### Data extract
● ● ● ● ● ● ●
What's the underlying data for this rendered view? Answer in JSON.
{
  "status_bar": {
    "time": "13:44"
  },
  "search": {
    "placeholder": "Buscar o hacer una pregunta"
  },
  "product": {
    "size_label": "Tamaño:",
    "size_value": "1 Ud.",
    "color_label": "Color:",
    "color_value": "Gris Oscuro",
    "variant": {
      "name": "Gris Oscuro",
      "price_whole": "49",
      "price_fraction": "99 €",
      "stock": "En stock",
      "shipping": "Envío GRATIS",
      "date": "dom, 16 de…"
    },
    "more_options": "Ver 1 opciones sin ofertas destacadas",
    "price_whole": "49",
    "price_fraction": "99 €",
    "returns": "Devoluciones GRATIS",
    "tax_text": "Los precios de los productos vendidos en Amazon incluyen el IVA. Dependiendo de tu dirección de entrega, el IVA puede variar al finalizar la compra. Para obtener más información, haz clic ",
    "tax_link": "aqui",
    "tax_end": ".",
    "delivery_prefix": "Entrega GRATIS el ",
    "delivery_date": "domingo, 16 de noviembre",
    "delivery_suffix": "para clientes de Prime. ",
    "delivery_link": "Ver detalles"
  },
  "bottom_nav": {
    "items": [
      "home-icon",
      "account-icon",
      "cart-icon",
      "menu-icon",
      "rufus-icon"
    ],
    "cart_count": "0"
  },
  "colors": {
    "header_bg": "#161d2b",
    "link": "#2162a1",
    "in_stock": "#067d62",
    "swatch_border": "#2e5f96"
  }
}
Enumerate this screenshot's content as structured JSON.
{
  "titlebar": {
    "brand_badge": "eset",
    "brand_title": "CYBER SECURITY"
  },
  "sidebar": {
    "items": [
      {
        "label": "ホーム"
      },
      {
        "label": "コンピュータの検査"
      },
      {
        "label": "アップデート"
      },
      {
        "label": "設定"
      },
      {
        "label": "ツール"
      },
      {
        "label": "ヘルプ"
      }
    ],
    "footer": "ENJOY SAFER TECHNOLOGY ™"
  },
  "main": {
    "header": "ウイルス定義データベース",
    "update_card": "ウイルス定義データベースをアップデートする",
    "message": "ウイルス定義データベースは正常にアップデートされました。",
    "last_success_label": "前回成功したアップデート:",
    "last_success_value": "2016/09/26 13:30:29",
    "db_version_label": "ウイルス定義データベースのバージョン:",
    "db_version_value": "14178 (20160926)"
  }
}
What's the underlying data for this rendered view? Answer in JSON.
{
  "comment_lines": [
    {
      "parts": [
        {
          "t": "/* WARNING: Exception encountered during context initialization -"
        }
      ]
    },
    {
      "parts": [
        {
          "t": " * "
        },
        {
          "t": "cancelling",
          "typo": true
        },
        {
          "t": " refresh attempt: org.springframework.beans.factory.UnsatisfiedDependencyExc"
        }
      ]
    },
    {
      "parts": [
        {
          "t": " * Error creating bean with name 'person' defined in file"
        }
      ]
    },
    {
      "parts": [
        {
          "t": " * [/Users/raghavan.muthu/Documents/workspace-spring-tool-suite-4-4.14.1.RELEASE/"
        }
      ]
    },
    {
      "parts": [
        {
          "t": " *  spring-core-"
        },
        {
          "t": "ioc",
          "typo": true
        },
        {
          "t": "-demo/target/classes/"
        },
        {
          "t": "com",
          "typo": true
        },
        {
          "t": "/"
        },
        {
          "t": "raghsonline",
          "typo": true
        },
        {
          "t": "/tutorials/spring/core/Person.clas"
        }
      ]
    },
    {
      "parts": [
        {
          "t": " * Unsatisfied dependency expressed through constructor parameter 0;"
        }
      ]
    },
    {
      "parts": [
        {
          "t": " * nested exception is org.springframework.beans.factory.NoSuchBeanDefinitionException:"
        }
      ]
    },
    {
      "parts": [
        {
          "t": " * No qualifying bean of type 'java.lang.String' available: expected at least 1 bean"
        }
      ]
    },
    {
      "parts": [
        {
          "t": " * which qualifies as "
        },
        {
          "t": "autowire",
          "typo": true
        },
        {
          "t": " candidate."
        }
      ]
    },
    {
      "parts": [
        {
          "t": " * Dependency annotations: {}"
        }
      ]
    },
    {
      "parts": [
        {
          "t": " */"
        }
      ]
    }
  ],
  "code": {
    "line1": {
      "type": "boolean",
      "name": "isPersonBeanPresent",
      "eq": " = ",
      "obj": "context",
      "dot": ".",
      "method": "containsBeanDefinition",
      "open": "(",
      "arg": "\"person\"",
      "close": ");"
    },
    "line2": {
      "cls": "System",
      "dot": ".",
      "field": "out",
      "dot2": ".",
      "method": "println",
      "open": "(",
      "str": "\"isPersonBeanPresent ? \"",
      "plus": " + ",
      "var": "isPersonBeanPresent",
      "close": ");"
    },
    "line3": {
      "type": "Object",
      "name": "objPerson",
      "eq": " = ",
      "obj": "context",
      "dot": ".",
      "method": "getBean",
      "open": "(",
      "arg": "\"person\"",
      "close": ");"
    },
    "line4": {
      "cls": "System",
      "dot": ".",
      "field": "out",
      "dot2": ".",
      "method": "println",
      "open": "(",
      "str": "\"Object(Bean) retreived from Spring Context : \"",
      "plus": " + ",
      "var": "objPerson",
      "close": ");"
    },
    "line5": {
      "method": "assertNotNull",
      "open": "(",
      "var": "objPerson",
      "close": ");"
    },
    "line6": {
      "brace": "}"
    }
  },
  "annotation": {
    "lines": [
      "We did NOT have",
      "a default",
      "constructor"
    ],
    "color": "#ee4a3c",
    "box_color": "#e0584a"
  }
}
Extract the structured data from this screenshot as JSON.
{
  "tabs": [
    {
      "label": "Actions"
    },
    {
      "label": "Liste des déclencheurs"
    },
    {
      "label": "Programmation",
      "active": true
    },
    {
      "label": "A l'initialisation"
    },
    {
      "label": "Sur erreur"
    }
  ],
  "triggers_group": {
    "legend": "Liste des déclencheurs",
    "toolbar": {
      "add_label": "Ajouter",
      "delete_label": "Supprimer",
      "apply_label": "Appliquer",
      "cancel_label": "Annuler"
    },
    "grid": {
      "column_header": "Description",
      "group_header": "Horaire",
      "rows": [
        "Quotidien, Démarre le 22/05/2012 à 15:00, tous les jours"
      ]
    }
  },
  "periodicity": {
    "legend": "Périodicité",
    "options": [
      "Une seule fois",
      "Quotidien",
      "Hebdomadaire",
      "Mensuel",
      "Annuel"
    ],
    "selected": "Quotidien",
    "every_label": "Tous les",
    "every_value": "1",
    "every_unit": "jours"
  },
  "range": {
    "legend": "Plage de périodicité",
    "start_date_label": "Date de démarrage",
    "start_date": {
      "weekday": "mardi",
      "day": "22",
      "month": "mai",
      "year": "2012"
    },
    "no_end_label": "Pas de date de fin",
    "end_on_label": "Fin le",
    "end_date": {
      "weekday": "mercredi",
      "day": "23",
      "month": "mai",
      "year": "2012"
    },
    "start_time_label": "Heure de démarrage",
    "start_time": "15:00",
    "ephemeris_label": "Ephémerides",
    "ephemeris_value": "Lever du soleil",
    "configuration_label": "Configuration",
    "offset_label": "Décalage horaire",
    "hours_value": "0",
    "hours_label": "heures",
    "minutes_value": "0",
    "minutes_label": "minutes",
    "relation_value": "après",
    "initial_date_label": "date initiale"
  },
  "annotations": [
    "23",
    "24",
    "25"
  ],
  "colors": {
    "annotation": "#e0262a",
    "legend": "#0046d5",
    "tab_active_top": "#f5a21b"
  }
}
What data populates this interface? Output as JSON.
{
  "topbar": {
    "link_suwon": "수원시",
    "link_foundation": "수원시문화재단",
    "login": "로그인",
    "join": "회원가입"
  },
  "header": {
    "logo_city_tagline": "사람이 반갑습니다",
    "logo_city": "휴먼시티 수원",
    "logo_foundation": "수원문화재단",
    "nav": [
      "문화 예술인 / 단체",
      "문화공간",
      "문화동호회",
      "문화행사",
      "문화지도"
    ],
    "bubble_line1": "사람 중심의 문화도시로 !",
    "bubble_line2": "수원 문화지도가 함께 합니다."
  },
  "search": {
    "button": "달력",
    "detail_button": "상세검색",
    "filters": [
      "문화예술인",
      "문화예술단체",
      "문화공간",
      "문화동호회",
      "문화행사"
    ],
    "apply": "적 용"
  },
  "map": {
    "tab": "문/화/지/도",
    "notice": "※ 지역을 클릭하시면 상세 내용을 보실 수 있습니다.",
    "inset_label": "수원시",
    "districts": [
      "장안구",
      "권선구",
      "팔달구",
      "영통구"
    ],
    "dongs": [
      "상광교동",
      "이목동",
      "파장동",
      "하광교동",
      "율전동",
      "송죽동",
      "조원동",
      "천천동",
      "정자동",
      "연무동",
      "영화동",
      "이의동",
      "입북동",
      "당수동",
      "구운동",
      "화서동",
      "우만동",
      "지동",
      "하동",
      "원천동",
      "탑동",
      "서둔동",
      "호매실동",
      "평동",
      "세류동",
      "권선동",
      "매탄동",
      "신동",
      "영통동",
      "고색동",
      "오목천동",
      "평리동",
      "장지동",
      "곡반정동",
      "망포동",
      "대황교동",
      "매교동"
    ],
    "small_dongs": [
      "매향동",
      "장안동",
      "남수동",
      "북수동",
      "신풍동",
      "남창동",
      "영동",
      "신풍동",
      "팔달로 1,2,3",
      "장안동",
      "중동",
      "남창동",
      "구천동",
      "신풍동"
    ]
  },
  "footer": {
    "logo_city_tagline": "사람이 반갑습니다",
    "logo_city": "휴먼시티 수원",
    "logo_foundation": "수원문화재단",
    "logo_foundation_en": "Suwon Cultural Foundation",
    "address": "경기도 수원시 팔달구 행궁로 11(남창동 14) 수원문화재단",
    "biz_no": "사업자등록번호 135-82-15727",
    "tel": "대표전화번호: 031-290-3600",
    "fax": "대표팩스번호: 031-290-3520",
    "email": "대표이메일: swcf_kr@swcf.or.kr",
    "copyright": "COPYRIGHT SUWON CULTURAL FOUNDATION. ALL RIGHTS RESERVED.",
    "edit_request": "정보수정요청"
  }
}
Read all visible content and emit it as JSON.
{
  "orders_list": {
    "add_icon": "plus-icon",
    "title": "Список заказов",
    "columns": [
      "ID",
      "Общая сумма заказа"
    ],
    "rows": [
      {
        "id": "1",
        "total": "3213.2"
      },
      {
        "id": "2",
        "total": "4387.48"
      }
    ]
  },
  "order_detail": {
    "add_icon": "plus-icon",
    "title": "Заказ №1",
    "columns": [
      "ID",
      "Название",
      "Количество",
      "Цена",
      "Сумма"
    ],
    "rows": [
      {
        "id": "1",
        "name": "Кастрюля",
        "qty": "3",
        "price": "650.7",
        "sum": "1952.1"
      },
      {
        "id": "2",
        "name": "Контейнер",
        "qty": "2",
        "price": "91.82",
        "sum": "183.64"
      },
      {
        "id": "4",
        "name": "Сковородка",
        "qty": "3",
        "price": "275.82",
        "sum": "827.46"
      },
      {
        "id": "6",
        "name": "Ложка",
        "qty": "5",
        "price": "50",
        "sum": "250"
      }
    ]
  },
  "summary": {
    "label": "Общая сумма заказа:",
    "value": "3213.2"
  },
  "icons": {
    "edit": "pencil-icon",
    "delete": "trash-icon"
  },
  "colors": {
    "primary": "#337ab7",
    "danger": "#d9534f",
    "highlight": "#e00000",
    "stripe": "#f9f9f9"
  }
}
● ● ● ● ● ● ●
### Given request
Using the records above, select and copy every line that has the word "isPersonBeanPresent".

### Exercise output
      "name": "isPersonBeanPresent",
      "str": "\"isPersonBeanPresent ? \"",
      "var": "isPersonBeanPresent",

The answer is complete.